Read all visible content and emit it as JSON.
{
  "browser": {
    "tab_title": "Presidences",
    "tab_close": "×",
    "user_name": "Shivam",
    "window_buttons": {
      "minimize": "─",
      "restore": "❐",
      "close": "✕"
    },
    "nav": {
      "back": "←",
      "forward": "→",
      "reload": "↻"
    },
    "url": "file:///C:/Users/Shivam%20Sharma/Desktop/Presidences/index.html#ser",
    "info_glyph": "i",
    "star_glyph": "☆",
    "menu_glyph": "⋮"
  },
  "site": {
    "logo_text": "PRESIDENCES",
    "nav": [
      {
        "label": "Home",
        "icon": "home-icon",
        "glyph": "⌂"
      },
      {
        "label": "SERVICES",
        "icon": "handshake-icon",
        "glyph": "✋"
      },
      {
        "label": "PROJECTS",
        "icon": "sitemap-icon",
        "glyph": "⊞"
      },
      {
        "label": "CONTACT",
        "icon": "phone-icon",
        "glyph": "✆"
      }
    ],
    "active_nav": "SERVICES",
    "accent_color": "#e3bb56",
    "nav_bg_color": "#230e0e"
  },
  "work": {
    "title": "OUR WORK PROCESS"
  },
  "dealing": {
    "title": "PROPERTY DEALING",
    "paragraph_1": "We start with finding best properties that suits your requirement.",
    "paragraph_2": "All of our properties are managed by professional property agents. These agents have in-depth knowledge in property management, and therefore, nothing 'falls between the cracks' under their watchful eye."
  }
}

_ _ _ _

WRITTEN PROBLEM:
Count up every line above that has the word "label" in it; answer with the number alone.

WRITTEN SOLUTION:
4